Dataset entries on figures -
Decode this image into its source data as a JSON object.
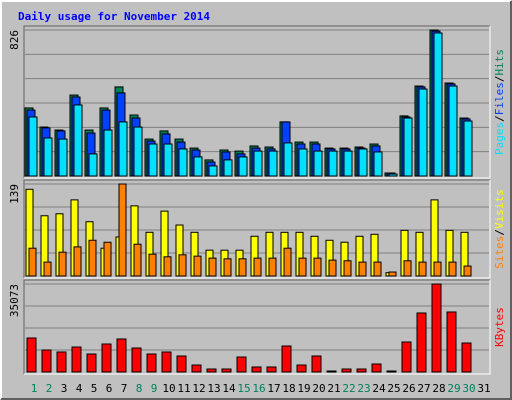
{
  "chart_data": [
    {
      "type": "bar",
      "title": "Daily usage for November 2014",
      "categories": [
        "1",
        "2",
        "3",
        "4",
        "5",
        "6",
        "7",
        "8",
        "9",
        "10",
        "11",
        "12",
        "13",
        "14",
        "15",
        "16",
        "17",
        "18",
        "19",
        "20",
        "21",
        "22",
        "23",
        "24",
        "25",
        "26",
        "27",
        "28",
        "29",
        "30",
        "31"
      ],
      "highlight": [
        0,
        1,
        7,
        8,
        14,
        15,
        21,
        22,
        28,
        29
      ],
      "highlight_color": "#00805c",
      "separator": "/",
      "ylim": [
        0,
        826
      ],
      "yticks": [
        826
      ],
      "series": [
        {
          "name": "Hits",
          "color": "#00805c",
          "values": [
            385,
            277,
            260,
            458,
            260,
            385,
            504,
            345,
            209,
            255,
            209,
            158,
            91,
            147,
            141,
            170,
            164,
            306,
            192,
            192,
            158,
            158,
            164,
            181,
            17,
            340,
            509,
            826,
            526,
            328,
            0
          ]
        },
        {
          "name": "Files",
          "color": "#0040ff",
          "values": [
            373,
            272,
            255,
            447,
            243,
            373,
            470,
            328,
            198,
            238,
            192,
            147,
            79,
            136,
            125,
            158,
            153,
            306,
            181,
            181,
            153,
            153,
            158,
            170,
            17,
            334,
            504,
            820,
            521,
            323,
            0
          ]
        },
        {
          "name": "Pages",
          "color": "#00e0ff",
          "values": [
            334,
            215,
            209,
            402,
            125,
            260,
            306,
            277,
            181,
            181,
            153,
            108,
            57,
            91,
            108,
            141,
            141,
            187,
            153,
            141,
            141,
            141,
            153,
            136,
            11,
            328,
            492,
            809,
            509,
            311,
            0
          ]
        }
      ]
    },
    {
      "type": "bar",
      "ylim": [
        0,
        139
      ],
      "yticks": [
        139
      ],
      "series": [
        {
          "name": "Visits",
          "color": "#ffff00",
          "values": [
            131,
            91,
            94,
            115,
            82,
            42,
            59,
            106,
            66,
            98,
            77,
            66,
            39,
            39,
            39,
            60,
            66,
            66,
            66,
            60,
            54,
            51,
            60,
            63,
            5,
            69,
            66,
            115,
            69,
            66,
            0
          ]
        },
        {
          "name": "Sites",
          "color": "#ff8000",
          "values": [
            42,
            21,
            36,
            44,
            54,
            51,
            139,
            48,
            33,
            29,
            32,
            30,
            27,
            26,
            26,
            27,
            27,
            42,
            27,
            27,
            24,
            23,
            21,
            21,
            6,
            23,
            21,
            21,
            21,
            15,
            0
          ]
        }
      ]
    },
    {
      "type": "bar",
      "ylim": [
        0,
        35073
      ],
      "yticks": [
        35073
      ],
      "series": [
        {
          "name": "KBytes",
          "color": "#ff0000",
          "values": [
            13552,
            8769,
            7972,
            9965,
            7175,
            11161,
            13154,
            9566,
            7175,
            7972,
            6378,
            2790,
            1196,
            1196,
            5979,
            1993,
            1993,
            10364,
            2790,
            6378,
            399,
            1196,
            1196,
            3189,
            399,
            11958,
            23517,
            35073,
            23916,
            11560,
            0
          ]
        }
      ]
    }
  ]
}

Requirement -
Repeat each record exactly, with the pictures left out.

Answer below -
Decode this image into its source data as a JSON object.
{
  "chart_data": [
    {
      "type": "bar",
      "title": "Daily usage for November 2014",
      "categories": [
        "1",
        "2",
        "3",
        "4",
        "5",
        "6",
        "7",
        "8",
        "9",
        "10",
        "11",
        "12",
        "13",
        "14",
        "15",
        "16",
        "17",
        "18",
        "19",
        "20",
        "21",
        "22",
        "23",
        "24",
        "25",
        "26",
        "27",
        "28",
        "29",
        "30",
        "31"
      ],
      "highlight": [
        0,
        1,
        7,
        8,
        14,
        15,
        21,
        22,
        28,
        29
      ],
      "highlight_color": "#00805c",
      "separator": "/",
      "ylim": [
        0,
        826
      ],
      "yticks": [
        826
      ],
      "series": [
        {
          "name": "Hits",
          "color": "#00805c",
          "values": [
            385,
            277,
            260,
            458,
            260,
            385,
            504,
            345,
            209,
            255,
            209,
            158,
            91,
            147,
            141,
            170,
            164,
            306,
            192,
            192,
            158,
            158,
            164,
            181,
            17,
            340,
            509,
            826,
            526,
            328,
            0
          ]
        },
        {
          "name": "Files",
          "color": "#0040ff",
          "values": [
            373,
            272,
            255,
            447,
            243,
            373,
            470,
            328,
            198,
            238,
            192,
            147,
            79,
            136,
            125,
            158,
            153,
            306,
            181,
            181,
            153,
            153,
            158,
            170,
            17,
            334,
            504,
            820,
            521,
            323,
            0
          ]
        },
        {
          "name": "Pages",
          "color": "#00e0ff",
          "values": [
            334,
            215,
            209,
            402,
            125,
            260,
            306,
            277,
            181,
            181,
            153,
            108,
            57,
            91,
            108,
            141,
            141,
            187,
            153,
            141,
            141,
            141,
            153,
            136,
            11,
            328,
            492,
            809,
            509,
            311,
            0
          ]
        }
      ]
    },
    {
      "type": "bar",
      "ylim": [
        0,
        139
      ],
      "yticks": [
        139
      ],
      "series": [
        {
          "name": "Visits",
          "color": "#ffff00",
          "values": [
            131,
            91,
            94,
            115,
            82,
            42,
            59,
            106,
            66,
            98,
            77,
            66,
            39,
            39,
            39,
            60,
            66,
            66,
            66,
            60,
            54,
            51,
            60,
            63,
            5,
            69,
            66,
            115,
            69,
            66,
            0
          ]
        },
        {
          "name": "Sites",
          "color": "#ff8000",
          "values": [
            42,
            21,
            36,
            44,
            54,
            51,
            139,
            48,
            33,
            29,
            32,
            30,
            27,
            26,
            26,
            27,
            27,
            42,
            27,
            27,
            24,
            23,
            21,
            21,
            6,
            23,
            21,
            21,
            21,
            15,
            0
          ]
        }
      ]
    },
    {
      "type": "bar",
      "ylim": [
        0,
        35073
      ],
      "yticks": [
        35073
      ],
      "series": [
        {
          "name": "KBytes",
          "color": "#ff0000",
          "values": [
            13552,
            8769,
            7972,
            9965,
            7175,
            11161,
            13154,
            9566,
            7175,
            7972,
            6378,
            2790,
            1196,
            1196,
            5979,
            1993,
            1993,
            10364,
            2790,
            6378,
            399,
            1196,
            1196,
            3189,
            399,
            11958,
            23517,
            35073,
            23916,
            11560,
            0
          ]
        }
      ]
    }
  ]
}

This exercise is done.